[Start MATERIALS PROVIDED]
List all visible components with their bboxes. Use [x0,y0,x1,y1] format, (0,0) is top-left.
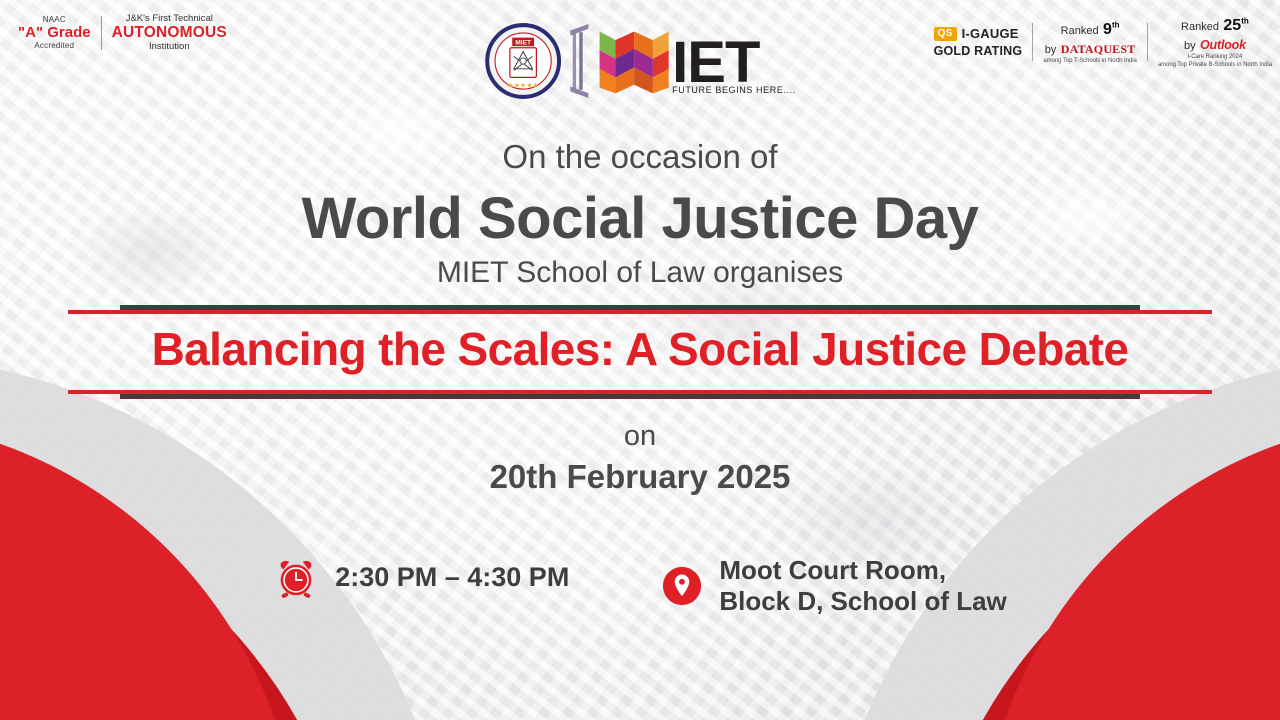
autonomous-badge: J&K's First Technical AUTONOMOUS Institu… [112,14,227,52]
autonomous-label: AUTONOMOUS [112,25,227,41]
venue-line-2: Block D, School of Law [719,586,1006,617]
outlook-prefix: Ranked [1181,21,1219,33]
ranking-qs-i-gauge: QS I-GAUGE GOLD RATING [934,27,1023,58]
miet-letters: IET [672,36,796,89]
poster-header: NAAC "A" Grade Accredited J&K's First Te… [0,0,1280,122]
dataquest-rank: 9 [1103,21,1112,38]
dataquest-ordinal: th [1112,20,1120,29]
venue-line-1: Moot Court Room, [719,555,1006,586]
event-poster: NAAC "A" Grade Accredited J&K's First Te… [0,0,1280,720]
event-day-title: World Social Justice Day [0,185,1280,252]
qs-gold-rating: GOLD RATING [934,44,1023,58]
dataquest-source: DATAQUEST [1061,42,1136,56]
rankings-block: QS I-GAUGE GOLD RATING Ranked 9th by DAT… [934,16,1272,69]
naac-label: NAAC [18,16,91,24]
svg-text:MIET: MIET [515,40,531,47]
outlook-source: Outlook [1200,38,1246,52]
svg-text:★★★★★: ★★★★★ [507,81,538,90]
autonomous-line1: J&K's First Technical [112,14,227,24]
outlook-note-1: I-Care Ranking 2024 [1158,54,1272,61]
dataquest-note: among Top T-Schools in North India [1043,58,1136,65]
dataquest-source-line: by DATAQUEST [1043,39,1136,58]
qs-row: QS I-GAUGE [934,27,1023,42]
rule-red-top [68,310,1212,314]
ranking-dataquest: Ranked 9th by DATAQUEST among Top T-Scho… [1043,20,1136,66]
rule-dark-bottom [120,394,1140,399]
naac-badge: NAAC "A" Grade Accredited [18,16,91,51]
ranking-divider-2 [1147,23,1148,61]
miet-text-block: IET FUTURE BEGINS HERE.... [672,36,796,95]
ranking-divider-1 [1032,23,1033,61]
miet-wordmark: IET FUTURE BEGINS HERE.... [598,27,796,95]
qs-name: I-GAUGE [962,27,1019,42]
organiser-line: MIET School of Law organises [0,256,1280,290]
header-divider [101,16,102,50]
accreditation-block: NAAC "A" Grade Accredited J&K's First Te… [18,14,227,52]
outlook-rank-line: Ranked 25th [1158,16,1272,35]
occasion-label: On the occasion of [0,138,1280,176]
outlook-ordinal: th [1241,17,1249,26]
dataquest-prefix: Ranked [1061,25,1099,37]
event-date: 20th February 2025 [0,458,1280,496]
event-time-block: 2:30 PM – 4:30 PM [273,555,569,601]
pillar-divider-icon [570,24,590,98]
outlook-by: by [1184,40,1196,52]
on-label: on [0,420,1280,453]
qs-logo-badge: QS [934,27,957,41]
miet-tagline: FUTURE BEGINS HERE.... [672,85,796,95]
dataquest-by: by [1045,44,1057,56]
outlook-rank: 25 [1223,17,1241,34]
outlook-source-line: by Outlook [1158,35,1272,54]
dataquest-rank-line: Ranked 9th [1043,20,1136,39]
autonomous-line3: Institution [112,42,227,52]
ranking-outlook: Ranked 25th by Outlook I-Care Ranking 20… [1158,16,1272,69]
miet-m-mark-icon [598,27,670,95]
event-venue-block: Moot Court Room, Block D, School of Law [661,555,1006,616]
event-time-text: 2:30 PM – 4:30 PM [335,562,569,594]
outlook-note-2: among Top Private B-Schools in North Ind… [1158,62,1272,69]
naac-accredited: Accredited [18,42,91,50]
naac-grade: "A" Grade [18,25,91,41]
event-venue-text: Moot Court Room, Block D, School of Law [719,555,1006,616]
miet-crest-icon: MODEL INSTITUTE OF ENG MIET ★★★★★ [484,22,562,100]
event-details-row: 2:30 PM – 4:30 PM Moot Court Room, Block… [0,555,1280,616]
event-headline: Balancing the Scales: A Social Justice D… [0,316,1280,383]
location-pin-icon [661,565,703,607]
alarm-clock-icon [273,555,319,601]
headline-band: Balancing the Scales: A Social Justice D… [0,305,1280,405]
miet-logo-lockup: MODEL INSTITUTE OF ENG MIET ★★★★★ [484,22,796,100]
[End MATERIALS PROVIDED]
_BRIEF_
Reproduce the lines of the items without changes, beginning at the line that contains "autonomous-badge: J&K's First" and stopping after the line that contains "rankings-block: QS I-GAUGE".

_THE ANSWER_
autonomous-badge: J&K's First Technical AUTONOMOUS Institu… [112,14,227,52]
autonomous-label: AUTONOMOUS [112,25,227,41]
venue-line-2: Block D, School of Law [719,586,1006,617]
outlook-prefix: Ranked [1181,21,1219,33]
ranking-qs-i-gauge: QS I-GAUGE GOLD RATING [934,27,1023,58]
miet-letters: IET [672,36,796,89]
poster-header: NAAC "A" Grade Accredited J&K's First Te… [0,0,1280,122]
dataquest-rank: 9 [1103,21,1112,38]
dataquest-ordinal: th [1112,20,1120,29]
venue-line-1: Moot Court Room, [719,555,1006,586]
event-poster: NAAC "A" Grade Accredited J&K's First Te… [0,0,1280,720]
event-day-title: World Social Justice Day [0,185,1280,252]
qs-gold-rating: GOLD RATING [934,44,1023,58]
dataquest-source: DATAQUEST [1061,42,1136,56]
rankings-block: QS I-GAUGE GOLD RATING Ranked 9th by DAT… [934,16,1272,69]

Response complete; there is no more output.